練習問題:
- 1) 本文では、集検発見群の5年生存率は何%か。
- 2) 次の(a)〜(c)が本文と合うかどうか、それぞれ「はい」か「いいえ」で答え、判断の決め手となる本文の語句をそのまま引用せよ。(a) 日本語の要旨が掲載されている。(b) 比較に用いた症状群の大腸癌患者は303人である。(c) 免疫2日法による1回の検診の感度は86.0%である。

INTESTINE Vol.5 No.2(2-1)


特集名 大腸癌のスクリーニング
題名 各論 (1) IFOBTによる大腸癌一次スクリーニングの成績 b. 集検発見癌の特徴と免疫2日法の感度
発刊年月 2001年 03月
著者 島田 剛延 宮城県対がん協会がん検診センター
著者 樋渡 信夫 東北大学医学部第三内科
著者 森元 富造 仙台赤十字病院内科
著者 熊谷 裕司 仙台赤十字病院内科
著者 山下 和良 仙台赤十字病院内科
【 要旨 】 要旨はありません。
Theme Average-risk colon cander screening
Title Characteristics of colorectal cancer detected by mass screening and sensitivity of two-day immunological fecal occult blood tests
Author Takenobu Shimada Cancer Detection Center of Miyagi Cancer Society
Author Nobuo Hiwatashi The Third Department of Internal Medicine, Tohoku University School of Medicine
Author Tomizo Morimoto Department of Internal Medicine, Sendai Red Cross Hospital
Author Yuji Kumagai Department of Internal Medicine, Sendai Red Cross Hospital
Author Kazuyoshi Yamashita Department of Internal Medicine, Sendai Red Cross Hospital
[ Summary ] To evaluate colorectal cancer screening, using a two-day immunological fecal occult blood test, we investigated the characteristics of colorectal cancer detected by mass screening and sensitivity of screening tests.
Clinicopathological characteristics of 585 screen detected colorectal cancer subjects (screen group) were compared with those of 303 colorectal cancer patients with symptoms (symptom group). The rate of stage 0 and I cancer of the screen group was higher than that of the symptom group (71.8% vs 25.1%). The five-year survival rate of the screen group, measured by the Kaplan-Meier method, was significantly higher than that of the symptom group (82.5% vs 59.5%). By using a proportional hazard model with adjustment for gender, age, tumor location and histological type, the hazard ratio of death from colorectal cancer was 0.33 for the screen group versus the symptom group.
Sensitivity of a single screen, composed of a two-day immunological fecal occult blood test was 64.9% However, most false-negative cases from a single screening were diagnosed by the screening examination the next year and about 75% of them were Dukes A. Therefore, if early or Dukes A cancers were excluded from the false-negative cases, the sensitivity was 86.0% or 88.7% respectively.
These results suggest a reduction in mortality rates from colorectal cancer by screening and the necessity of annual screeninig.

対象リスト:
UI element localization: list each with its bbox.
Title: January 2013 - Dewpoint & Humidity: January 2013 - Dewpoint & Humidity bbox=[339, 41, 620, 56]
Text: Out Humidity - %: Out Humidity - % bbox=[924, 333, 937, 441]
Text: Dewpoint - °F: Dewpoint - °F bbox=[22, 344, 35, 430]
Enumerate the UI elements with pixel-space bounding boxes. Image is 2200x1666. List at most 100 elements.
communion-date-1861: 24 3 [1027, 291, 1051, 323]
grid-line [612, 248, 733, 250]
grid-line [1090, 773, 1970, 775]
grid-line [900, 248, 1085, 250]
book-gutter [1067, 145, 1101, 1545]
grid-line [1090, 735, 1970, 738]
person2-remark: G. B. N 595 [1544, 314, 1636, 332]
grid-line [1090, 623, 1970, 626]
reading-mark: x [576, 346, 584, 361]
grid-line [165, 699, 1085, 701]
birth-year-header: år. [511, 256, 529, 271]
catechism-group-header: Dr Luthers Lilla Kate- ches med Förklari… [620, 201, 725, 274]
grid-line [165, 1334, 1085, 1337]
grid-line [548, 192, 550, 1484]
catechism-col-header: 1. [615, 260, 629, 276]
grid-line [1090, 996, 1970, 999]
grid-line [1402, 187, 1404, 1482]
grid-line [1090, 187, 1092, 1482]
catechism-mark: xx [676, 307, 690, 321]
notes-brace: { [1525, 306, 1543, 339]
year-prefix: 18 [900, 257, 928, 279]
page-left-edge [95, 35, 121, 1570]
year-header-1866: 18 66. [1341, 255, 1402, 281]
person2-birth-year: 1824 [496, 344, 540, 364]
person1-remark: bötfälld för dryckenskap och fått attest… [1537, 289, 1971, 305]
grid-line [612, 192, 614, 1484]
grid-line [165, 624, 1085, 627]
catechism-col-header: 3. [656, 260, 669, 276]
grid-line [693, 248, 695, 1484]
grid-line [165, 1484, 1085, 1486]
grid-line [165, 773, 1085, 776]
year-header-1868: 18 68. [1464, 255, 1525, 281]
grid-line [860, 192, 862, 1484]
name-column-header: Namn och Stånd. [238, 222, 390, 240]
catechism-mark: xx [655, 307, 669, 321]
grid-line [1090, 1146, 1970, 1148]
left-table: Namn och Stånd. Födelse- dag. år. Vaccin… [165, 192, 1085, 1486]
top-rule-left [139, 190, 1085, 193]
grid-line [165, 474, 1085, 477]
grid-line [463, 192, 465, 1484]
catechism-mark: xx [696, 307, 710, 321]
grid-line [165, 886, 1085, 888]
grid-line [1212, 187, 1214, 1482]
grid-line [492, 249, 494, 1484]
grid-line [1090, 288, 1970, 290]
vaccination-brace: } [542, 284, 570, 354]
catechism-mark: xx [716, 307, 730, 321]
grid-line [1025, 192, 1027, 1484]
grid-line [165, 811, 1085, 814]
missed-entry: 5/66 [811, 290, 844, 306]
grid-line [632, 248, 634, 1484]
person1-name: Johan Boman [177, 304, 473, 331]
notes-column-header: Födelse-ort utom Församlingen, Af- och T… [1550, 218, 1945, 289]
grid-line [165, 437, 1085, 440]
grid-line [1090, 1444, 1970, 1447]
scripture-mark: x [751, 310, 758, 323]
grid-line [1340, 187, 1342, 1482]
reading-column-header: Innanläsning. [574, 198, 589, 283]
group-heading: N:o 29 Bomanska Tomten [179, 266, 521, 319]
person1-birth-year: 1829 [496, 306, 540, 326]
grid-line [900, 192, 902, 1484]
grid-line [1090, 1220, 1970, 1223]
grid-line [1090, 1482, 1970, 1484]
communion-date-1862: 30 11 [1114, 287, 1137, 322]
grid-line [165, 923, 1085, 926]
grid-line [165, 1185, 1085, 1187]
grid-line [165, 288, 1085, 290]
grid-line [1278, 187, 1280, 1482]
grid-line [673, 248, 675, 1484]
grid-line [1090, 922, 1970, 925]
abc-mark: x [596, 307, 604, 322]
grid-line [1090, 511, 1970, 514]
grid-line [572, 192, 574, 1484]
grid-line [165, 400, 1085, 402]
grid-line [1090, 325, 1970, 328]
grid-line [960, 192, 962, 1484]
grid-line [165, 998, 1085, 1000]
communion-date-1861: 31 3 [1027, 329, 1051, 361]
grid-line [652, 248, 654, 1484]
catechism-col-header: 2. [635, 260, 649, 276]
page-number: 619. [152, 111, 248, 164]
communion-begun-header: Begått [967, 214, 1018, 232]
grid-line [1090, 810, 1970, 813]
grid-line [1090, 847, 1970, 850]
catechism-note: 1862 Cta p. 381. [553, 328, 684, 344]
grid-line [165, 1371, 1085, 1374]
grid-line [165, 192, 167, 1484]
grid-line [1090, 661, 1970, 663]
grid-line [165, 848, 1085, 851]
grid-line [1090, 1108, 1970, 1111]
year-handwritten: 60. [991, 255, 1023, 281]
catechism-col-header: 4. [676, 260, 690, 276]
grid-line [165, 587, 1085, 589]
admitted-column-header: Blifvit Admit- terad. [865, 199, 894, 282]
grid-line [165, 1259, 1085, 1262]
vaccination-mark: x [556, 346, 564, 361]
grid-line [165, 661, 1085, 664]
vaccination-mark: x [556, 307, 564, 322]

解答:
- 1) 82.5%。

- 2)
(a) いいえ。「要旨はありません。」
(b) はい。「303 colorectal cancer patients with symptoms (symptom group)」
(c) いいえ。「Sensitivity of a single screen, composed of a two-day immunological fecal occult blood test was 64.9%」